Data extract ->
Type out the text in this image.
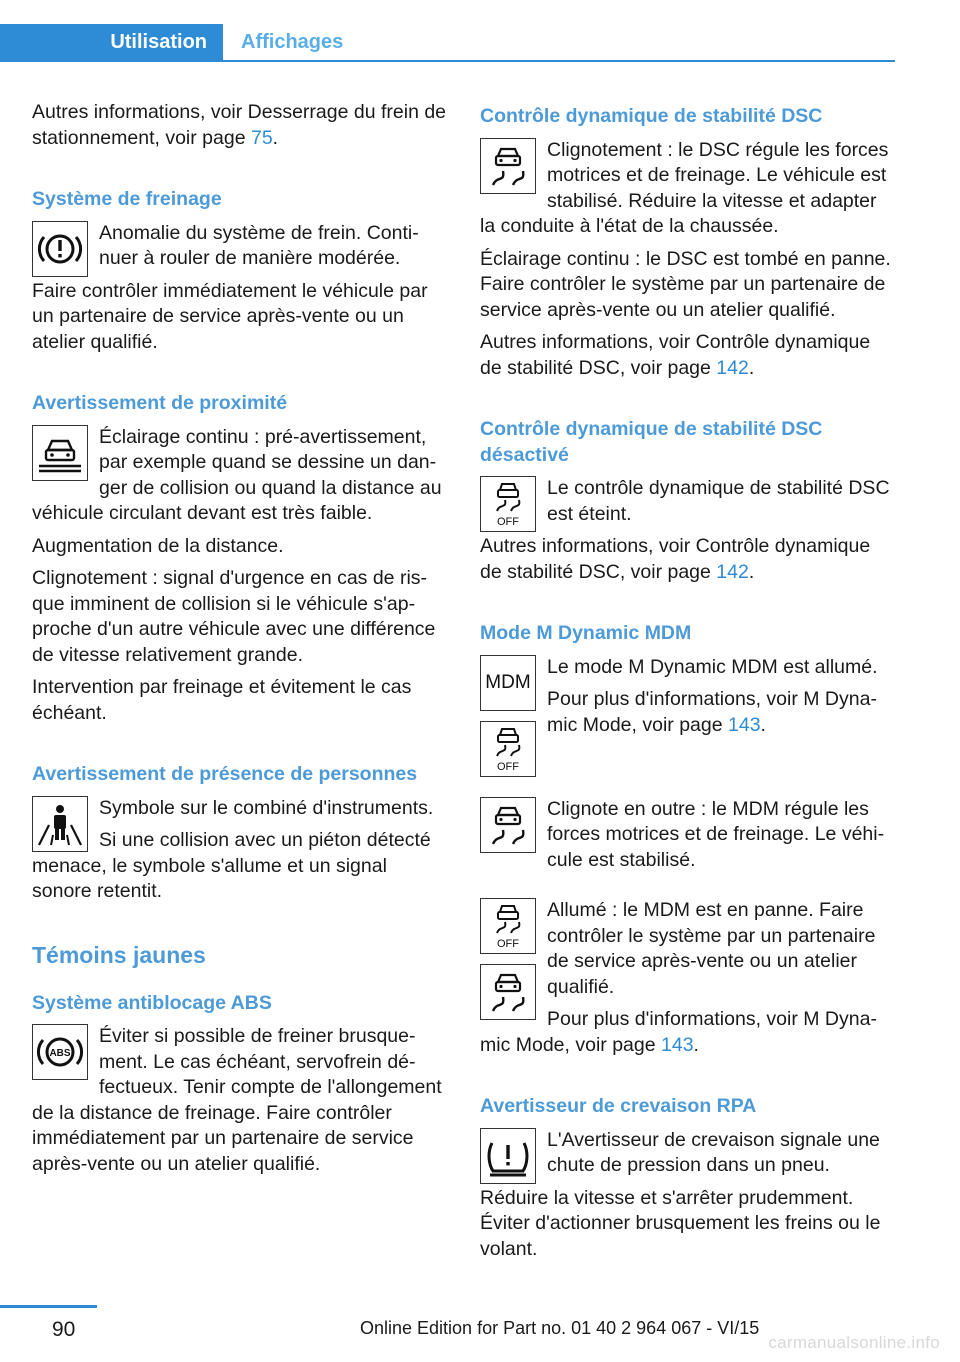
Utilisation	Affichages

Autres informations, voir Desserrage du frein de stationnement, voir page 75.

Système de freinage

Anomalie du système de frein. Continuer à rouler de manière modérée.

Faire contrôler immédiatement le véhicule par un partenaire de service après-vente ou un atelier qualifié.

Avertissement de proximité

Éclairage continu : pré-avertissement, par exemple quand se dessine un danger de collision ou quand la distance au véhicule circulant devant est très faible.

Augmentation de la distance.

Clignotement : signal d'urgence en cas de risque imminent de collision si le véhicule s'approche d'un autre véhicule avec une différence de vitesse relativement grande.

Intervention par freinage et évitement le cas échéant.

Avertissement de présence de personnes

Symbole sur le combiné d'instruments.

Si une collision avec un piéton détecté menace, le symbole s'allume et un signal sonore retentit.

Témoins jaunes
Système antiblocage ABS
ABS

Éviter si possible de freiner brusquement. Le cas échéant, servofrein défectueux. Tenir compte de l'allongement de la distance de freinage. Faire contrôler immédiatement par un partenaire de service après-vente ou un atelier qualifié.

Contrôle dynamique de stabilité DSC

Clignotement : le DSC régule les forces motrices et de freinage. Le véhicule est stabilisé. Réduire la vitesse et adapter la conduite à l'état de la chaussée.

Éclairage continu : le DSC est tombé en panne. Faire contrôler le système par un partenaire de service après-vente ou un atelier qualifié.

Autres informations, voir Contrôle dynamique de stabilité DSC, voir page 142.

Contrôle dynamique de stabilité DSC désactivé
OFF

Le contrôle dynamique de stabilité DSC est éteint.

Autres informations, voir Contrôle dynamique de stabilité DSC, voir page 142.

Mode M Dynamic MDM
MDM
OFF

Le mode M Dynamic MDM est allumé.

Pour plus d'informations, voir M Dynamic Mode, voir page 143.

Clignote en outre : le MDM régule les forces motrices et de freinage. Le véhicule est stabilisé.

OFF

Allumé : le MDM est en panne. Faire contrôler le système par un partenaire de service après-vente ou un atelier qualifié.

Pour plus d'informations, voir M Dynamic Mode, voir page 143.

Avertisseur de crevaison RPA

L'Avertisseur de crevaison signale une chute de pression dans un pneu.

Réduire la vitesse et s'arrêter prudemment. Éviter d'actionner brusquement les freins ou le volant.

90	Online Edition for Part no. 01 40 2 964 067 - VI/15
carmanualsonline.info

==

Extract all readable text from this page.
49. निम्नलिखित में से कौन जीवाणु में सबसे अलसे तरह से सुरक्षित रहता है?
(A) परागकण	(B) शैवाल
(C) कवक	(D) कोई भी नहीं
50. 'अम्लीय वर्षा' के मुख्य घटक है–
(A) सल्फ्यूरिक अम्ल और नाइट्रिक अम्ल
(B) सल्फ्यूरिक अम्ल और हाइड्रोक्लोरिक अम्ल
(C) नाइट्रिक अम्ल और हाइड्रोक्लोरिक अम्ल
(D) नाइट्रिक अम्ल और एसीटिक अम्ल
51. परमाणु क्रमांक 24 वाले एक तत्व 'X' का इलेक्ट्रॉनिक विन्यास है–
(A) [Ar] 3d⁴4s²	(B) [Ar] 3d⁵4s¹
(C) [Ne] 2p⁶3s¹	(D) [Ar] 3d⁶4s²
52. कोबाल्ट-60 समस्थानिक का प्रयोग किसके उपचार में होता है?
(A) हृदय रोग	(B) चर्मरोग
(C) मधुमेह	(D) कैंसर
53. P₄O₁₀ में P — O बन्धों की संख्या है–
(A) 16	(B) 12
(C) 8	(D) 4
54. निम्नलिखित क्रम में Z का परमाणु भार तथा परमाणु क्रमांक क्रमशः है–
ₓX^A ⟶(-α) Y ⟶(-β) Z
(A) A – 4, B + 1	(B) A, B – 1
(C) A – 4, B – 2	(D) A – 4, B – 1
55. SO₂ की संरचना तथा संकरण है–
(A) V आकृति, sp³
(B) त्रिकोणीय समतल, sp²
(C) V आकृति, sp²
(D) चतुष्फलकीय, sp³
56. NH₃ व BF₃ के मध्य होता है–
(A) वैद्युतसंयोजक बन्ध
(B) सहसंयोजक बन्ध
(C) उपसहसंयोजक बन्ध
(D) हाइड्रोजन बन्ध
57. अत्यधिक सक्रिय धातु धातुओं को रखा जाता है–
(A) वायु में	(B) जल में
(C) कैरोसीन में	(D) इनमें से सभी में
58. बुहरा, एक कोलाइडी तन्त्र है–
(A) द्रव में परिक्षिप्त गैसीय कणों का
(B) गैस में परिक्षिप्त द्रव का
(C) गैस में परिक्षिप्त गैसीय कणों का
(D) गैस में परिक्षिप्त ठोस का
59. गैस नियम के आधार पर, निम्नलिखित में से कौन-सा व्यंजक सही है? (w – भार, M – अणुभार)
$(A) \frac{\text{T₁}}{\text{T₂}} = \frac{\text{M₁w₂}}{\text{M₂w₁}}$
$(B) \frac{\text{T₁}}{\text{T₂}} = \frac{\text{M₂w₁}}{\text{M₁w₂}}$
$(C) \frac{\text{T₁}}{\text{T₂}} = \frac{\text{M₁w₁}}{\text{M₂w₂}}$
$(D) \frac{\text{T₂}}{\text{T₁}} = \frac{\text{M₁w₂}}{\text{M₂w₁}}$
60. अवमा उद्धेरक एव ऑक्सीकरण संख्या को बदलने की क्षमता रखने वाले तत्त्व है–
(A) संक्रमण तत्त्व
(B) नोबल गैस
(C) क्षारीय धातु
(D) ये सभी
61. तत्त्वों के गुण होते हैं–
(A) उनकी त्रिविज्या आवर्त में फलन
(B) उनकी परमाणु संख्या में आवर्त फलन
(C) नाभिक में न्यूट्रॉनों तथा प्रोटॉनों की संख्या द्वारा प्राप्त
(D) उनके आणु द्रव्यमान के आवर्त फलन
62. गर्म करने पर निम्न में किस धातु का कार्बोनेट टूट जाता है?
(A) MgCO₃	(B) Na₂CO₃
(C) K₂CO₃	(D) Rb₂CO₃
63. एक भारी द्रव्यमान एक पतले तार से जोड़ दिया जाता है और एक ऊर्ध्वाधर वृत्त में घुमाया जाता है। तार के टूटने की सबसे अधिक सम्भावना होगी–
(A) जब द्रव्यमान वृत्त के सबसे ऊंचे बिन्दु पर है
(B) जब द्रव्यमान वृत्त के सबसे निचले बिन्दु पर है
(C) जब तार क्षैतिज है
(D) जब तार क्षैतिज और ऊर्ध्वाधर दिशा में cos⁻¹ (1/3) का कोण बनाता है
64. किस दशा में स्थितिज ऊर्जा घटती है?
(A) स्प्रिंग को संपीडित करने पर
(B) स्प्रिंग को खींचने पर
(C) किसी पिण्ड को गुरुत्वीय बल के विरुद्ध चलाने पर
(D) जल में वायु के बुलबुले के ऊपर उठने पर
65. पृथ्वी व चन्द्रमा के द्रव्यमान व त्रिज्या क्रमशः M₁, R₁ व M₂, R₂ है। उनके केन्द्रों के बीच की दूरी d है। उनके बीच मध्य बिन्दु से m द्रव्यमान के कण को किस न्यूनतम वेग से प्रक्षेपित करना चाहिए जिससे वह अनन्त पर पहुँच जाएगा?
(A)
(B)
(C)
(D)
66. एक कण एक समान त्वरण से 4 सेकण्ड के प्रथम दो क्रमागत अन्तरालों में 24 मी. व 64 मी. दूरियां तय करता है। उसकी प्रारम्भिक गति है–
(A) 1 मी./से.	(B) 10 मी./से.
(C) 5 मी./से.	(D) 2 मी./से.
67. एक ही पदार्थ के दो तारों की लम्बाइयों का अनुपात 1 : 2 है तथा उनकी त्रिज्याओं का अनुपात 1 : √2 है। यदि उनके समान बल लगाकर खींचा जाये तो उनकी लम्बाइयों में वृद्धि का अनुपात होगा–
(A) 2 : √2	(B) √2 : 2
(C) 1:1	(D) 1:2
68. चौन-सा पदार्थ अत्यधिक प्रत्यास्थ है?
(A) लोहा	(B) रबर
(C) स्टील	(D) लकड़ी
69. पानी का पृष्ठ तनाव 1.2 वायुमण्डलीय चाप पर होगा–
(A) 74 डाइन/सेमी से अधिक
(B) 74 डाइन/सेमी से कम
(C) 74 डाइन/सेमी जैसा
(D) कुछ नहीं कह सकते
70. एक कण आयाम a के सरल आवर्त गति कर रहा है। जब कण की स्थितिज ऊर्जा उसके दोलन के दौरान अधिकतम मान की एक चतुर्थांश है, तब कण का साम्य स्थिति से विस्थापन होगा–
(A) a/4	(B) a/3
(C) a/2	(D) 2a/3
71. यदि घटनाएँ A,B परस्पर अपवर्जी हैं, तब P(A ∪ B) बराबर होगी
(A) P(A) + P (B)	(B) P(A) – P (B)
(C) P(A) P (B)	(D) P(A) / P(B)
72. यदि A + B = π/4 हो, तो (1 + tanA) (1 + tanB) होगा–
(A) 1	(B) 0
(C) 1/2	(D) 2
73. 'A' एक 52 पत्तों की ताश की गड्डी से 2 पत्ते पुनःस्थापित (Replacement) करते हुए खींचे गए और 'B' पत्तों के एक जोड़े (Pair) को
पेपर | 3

Set task ->
Each line of the data that includes the word "frac" counts once; report the total and nothing more.

Exercise result ->
4